■ **Goal**: Transcribe the listing word for word.

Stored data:
[start]
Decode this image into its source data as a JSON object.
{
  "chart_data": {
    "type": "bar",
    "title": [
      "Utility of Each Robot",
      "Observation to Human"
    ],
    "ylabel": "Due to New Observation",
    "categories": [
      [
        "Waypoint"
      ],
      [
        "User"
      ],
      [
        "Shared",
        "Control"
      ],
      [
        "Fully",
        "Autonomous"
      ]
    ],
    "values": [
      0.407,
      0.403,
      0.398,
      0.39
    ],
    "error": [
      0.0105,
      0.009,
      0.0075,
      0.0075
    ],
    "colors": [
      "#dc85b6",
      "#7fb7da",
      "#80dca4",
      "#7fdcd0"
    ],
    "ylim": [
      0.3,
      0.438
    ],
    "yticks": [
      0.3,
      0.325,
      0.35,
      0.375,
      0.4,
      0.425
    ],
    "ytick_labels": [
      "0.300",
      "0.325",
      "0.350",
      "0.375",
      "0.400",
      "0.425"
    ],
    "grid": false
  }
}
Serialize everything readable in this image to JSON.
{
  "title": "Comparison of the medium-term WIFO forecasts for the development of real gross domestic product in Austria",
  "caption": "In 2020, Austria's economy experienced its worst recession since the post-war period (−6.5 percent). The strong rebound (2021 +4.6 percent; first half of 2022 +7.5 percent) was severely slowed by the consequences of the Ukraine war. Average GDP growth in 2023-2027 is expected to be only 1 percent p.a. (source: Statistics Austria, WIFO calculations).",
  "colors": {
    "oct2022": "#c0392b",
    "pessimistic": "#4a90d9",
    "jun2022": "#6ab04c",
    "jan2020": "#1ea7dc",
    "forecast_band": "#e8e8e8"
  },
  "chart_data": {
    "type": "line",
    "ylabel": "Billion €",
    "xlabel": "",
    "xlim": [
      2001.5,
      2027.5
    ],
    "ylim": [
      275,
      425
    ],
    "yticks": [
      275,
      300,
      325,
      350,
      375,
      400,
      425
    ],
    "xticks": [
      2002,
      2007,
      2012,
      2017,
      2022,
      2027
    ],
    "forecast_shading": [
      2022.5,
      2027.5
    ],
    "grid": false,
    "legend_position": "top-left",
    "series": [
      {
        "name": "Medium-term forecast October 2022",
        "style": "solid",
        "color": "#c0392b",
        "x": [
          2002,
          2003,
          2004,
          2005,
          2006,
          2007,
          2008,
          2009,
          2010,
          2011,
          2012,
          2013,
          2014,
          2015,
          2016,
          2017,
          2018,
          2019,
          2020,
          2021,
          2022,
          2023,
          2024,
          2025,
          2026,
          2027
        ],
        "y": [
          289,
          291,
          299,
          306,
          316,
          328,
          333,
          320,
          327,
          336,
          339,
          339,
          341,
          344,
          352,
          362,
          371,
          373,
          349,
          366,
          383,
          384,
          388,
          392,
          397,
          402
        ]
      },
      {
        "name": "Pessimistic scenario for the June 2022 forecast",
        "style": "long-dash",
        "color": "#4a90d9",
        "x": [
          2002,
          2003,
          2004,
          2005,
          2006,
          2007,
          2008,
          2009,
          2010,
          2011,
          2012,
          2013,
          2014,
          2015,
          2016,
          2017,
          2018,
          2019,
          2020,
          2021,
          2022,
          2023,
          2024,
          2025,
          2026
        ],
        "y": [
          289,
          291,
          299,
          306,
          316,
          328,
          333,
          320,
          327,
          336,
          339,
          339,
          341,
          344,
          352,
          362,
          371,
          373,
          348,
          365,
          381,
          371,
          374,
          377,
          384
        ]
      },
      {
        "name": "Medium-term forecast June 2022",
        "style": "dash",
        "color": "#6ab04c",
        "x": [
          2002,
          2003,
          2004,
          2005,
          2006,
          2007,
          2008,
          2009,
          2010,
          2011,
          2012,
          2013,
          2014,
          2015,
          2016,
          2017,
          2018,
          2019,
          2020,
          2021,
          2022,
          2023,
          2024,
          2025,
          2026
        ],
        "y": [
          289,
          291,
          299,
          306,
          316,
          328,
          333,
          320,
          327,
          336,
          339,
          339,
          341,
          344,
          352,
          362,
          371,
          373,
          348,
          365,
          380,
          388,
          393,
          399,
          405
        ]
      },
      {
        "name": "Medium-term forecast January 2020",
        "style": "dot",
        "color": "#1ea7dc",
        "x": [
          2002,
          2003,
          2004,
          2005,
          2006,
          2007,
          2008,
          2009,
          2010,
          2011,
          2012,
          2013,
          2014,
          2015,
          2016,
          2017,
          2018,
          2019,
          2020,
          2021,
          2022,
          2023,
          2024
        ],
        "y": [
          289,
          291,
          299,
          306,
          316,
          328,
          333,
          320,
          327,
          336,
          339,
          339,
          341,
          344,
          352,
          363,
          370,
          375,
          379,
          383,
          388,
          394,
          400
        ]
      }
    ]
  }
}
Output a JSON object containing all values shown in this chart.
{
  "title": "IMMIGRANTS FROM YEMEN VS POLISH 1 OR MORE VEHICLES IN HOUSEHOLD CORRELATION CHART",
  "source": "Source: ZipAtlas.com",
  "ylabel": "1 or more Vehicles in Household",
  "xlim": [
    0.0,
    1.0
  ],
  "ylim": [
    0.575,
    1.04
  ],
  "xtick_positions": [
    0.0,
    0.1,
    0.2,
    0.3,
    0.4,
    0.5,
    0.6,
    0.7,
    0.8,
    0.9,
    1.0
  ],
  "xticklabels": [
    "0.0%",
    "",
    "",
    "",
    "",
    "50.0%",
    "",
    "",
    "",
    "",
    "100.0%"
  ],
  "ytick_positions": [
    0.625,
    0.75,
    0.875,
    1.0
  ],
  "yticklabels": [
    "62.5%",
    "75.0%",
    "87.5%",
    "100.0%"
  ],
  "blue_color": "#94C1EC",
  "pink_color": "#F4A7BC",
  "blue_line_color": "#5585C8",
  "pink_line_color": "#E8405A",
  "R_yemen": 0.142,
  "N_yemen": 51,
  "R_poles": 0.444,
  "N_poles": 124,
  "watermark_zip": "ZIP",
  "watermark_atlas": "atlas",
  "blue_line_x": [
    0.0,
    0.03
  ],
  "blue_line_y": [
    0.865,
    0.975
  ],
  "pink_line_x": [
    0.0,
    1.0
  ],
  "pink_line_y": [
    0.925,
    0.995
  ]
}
[end]
■ **Solution to this task**:
Decode this image into its source data as a JSON object.
{
  "chart_data": {
    "type": "bar",
    "title": [
      "Utility of Each Robot",
      "Observation to Human"
    ],
    "ylabel": "Due to New Observation",
    "categories": [
      [
        "Waypoint"
      ],
      [
        "User"
      ],
      [
        "Shared",
        "Control"
      ],
      [
        "Fully",
        "Autonomous"
      ]
    ],
    "values": [
      0.407,
      0.403,
      0.398,
      0.39
    ],
    "error": [
      0.0105,
      0.009,
      0.0075,
      0.0075
    ],
    "colors": [
      "#dc85b6",
      "#7fb7da",
      "#80dca4",
      "#7fdcd0"
    ],
    "ylim": [
      0.3,
      0.438
    ],
    "yticks": [
      0.3,
      0.325,
      0.35,
      0.375,
      0.4,
      0.425
    ],
    "ytick_labels": [
      "0.300",
      "0.325",
      "0.350",
      "0.375",
      "0.400",
      "0.425"
    ],
    "grid": false
  }
}
Serialize everything readable in this image to JSON.
{
  "title": "Comparison of the medium-term WIFO forecasts for the development of real gross domestic product in Austria",
  "caption": "In 2020, Austria's economy experienced its worst recession since the post-war period (−6.5 percent). The strong rebound (2021 +4.6 percent; first half of 2022 +7.5 percent) was severely slowed by the consequences of the Ukraine war. Average GDP growth in 2023-2027 is expected to be only 1 percent p.a. (source: Statistics Austria, WIFO calculations).",
  "colors": {
    "oct2022": "#c0392b",
    "pessimistic": "#4a90d9",
    "jun2022": "#6ab04c",
    "jan2020": "#1ea7dc",
    "forecast_band": "#e8e8e8"
  },
  "chart_data": {
    "type": "line",
    "ylabel": "Billion €",
    "xlabel": "",
    "xlim": [
      2001.5,
      2027.5
    ],
    "ylim": [
      275,
      425
    ],
    "yticks": [
      275,
      300,
      325,
      350,
      375,
      400,
      425
    ],
    "xticks": [
      2002,
      2007,
      2012,
      2017,
      2022,
      2027
    ],
    "forecast_shading": [
      2022.5,
      2027.5
    ],
    "grid": false,
    "legend_position": "top-left",
    "series": [
      {
        "name": "Medium-term forecast October 2022",
        "style": "solid",
        "color": "#c0392b",
        "x": [
          2002,
          2003,
          2004,
          2005,
          2006,
          2007,
          2008,
          2009,
          2010,
          2011,
          2012,
          2013,
          2014,
          2015,
          2016,
          2017,
          2018,
          2019,
          2020,
          2021,
          2022,
          2023,
          2024,
          2025,
          2026,
          2027
        ],
        "y": [
          289,
          291,
          299,
          306,
          316,
          328,
          333,
          320,
          327,
          336,
          339,
          339,
          341,
          344,
          352,
          362,
          371,
          373,
          349,
          366,
          383,
          384,
          388,
          392,
          397,
          402
        ]
      },
      {
        "name": "Pessimistic scenario for the June 2022 forecast",
        "style": "long-dash",
        "color": "#4a90d9",
        "x": [
          2002,
          2003,
          2004,
          2005,
          2006,
          2007,
          2008,
          2009,
          2010,
          2011,
          2012,
          2013,
          2014,
          2015,
          2016,
          2017,
          2018,
          2019,
          2020,
          2021,
          2022,
          2023,
          2024,
          2025,
          2026
        ],
        "y": [
          289,
          291,
          299,
          306,
          316,
          328,
          333,
          320,
          327,
          336,
          339,
          339,
          341,
          344,
          352,
          362,
          371,
          373,
          348,
          365,
          381,
          371,
          374,
          377,
          384
        ]
      },
      {
        "name": "Medium-term forecast June 2022",
        "style": "dash",
        "color": "#6ab04c",
        "x": [
          2002,
          2003,
          2004,
          2005,
          2006,
          2007,
          2008,
          2009,
          2010,
          2011,
          2012,
          2013,
          2014,
          2015,
          2016,
          2017,
          2018,
          2019,
          2020,
          2021,
          2022,
          2023,
          2024,
          2025,
          2026
        ],
        "y": [
          289,
          291,
          299,
          306,
          316,
          328,
          333,
          320,
          327,
          336,
          339,
          339,
          341,
          344,
          352,
          362,
          371,
          373,
          348,
          365,
          380,
          388,
          393,
          399,
          405
        ]
      },
      {
        "name": "Medium-term forecast January 2020",
        "style": "dot",
        "color": "#1ea7dc",
        "x": [
          2002,
          2003,
          2004,
          2005,
          2006,
          2007,
          2008,
          2009,
          2010,
          2011,
          2012,
          2013,
          2014,
          2015,
          2016,
          2017,
          2018,
          2019,
          2020,
          2021,
          2022,
          2023,
          2024
        ],
        "y": [
          289,
          291,
          299,
          306,
          316,
          328,
          333,
          320,
          327,
          336,
          339,
          339,
          341,
          344,
          352,
          363,
          370,
          375,
          379,
          383,
          388,
          394,
          400
        ]
      }
    ]
  }
}
Output a JSON object containing all values shown in this chart.
{
  "title": "IMMIGRANTS FROM YEMEN VS POLISH 1 OR MORE VEHICLES IN HOUSEHOLD CORRELATION CHART",
  "source": "Source: ZipAtlas.com",
  "ylabel": "1 or more Vehicles in Household",
  "xlim": [
    0.0,
    1.0
  ],
  "ylim": [
    0.575,
    1.04
  ],
  "xtick_positions": [
    0.0,
    0.1,
    0.2,
    0.3,
    0.4,
    0.5,
    0.6,
    0.7,
    0.8,
    0.9,
    1.0
  ],
  "xticklabels": [
    "0.0%",
    "",
    "",
    "",
    "",
    "50.0%",
    "",
    "",
    "",
    "",
    "100.0%"
  ],
  "ytick_positions": [
    0.625,
    0.75,
    0.875,
    1.0
  ],
  "yticklabels": [
    "62.5%",
    "75.0%",
    "87.5%",
    "100.0%"
  ],
  "blue_color": "#94C1EC",
  "pink_color": "#F4A7BC",
  "blue_line_color": "#5585C8",
  "pink_line_color": "#E8405A",
  "R_yemen": 0.142,
  "N_yemen": 51,
  "R_poles": 0.444,
  "N_poles": 124,
  "watermark_zip": "ZIP",
  "watermark_atlas": "atlas",
  "blue_line_x": [
    0.0,
    0.03
  ],
  "blue_line_y": [
    0.865,
    0.975
  ],
  "pink_line_x": [
    0.0,
    1.0
  ],
  "pink_line_y": [
    0.925,
    0.995
  ]
}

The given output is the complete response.